> _Required work_: Set down the data below without change, skipping the pictures it holds.

> _Data supplied_:
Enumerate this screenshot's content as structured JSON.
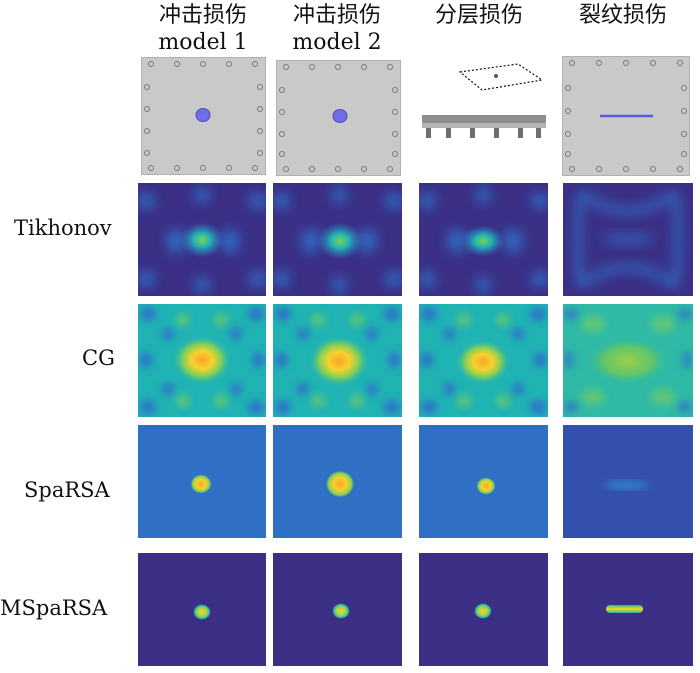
{
  "column_headers": [
    {
      "line1": "冲击损伤",
      "line2": "model 1"
    },
    {
      "line1": "冲击损伤",
      "line2": "model 2"
    },
    {
      "line1": "分层损伤",
      "line2": ""
    },
    {
      "line1": "裂纹损伤",
      "line2": ""
    }
  ],
  "row_labels": [
    "Tikhonov",
    "CG",
    "SpaRSA",
    "MSpaRSA"
  ],
  "colors": {
    "viridis_dark": "#3b2f86",
    "viridis_blue": "#2f73c9",
    "viridis_teal": "#1fb3b3",
    "viridis_green": "#7ecf5a",
    "viridis_yellow": "#f7d22b",
    "plate_gray": "#c9c9c9",
    "damage_blue": "#6e6ee6"
  }
}
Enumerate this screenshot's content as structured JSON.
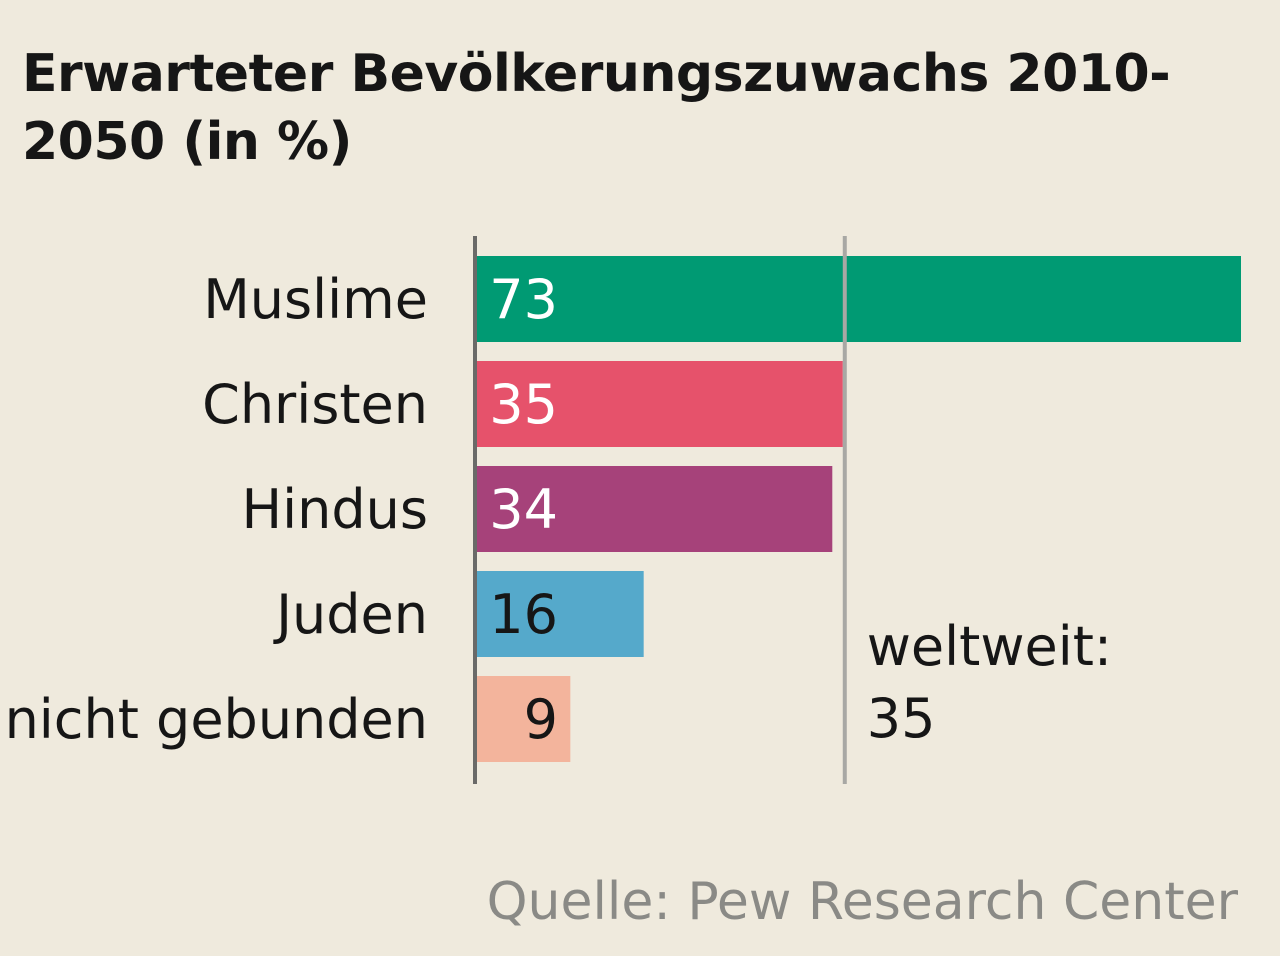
{
  "chart_data": {
    "type": "bar",
    "orientation": "horizontal",
    "title": "Erwarteter Bevölkerungszuwachs 2010-2050 (in %)",
    "categories": [
      "Muslime",
      "Christen",
      "Hindus",
      "Juden",
      "nicht gebunden"
    ],
    "values": [
      73,
      35,
      34,
      16,
      9
    ],
    "value_labels": [
      "73",
      "35",
      "34",
      "16",
      "9"
    ],
    "colors": [
      "#009a73",
      "#e6526b",
      "#a6427a",
      "#55a9cb",
      "#f3b49c"
    ],
    "value_label_colors": [
      "#ffffff",
      "#ffffff",
      "#ffffff",
      "#161616",
      "#161616"
    ],
    "reference_line": {
      "value": 35,
      "label_line1": "weltweit:",
      "label_line2": "35"
    },
    "xlim": [
      0,
      73
    ],
    "grid": false,
    "source": "Quelle: Pew Research Center"
  }
}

> _Solution for this task_:
Enumerate this screenshot's content as structured JSON.
{
  "column_headers": [
    {
      "line1": "冲击损伤",
      "line2": "model 1"
    },
    {
      "line1": "冲击损伤",
      "line2": "model 2"
    },
    {
      "line1": "分层损伤",
      "line2": ""
    },
    {
      "line1": "裂纹损伤",
      "line2": ""
    }
  ],
  "row_labels": [
    "Tikhonov",
    "CG",
    "SpaRSA",
    "MSpaRSA"
  ],
  "colors": {
    "viridis_dark": "#3b2f86",
    "viridis_blue": "#2f73c9",
    "viridis_teal": "#1fb3b3",
    "viridis_green": "#7ecf5a",
    "viridis_yellow": "#f7d22b",
    "plate_gray": "#c9c9c9",
    "damage_blue": "#6e6ee6"
  }
}
Enumerate this screenshot's content as structured JSON.
{
  "chart_data": {
    "type": "bar",
    "orientation": "horizontal",
    "title": "Erwarteter Bevölkerungszuwachs 2010-2050 (in %)",
    "categories": [
      "Muslime",
      "Christen",
      "Hindus",
      "Juden",
      "nicht gebunden"
    ],
    "values": [
      73,
      35,
      34,
      16,
      9
    ],
    "value_labels": [
      "73",
      "35",
      "34",
      "16",
      "9"
    ],
    "colors": [
      "#009a73",
      "#e6526b",
      "#a6427a",
      "#55a9cb",
      "#f3b49c"
    ],
    "value_label_colors": [
      "#ffffff",
      "#ffffff",
      "#ffffff",
      "#161616",
      "#161616"
    ],
    "reference_line": {
      "value": 35,
      "label_line1": "weltweit:",
      "label_line2": "35"
    },
    "xlim": [
      0,
      73
    ],
    "grid": false,
    "source": "Quelle: Pew Research Center"
  }
}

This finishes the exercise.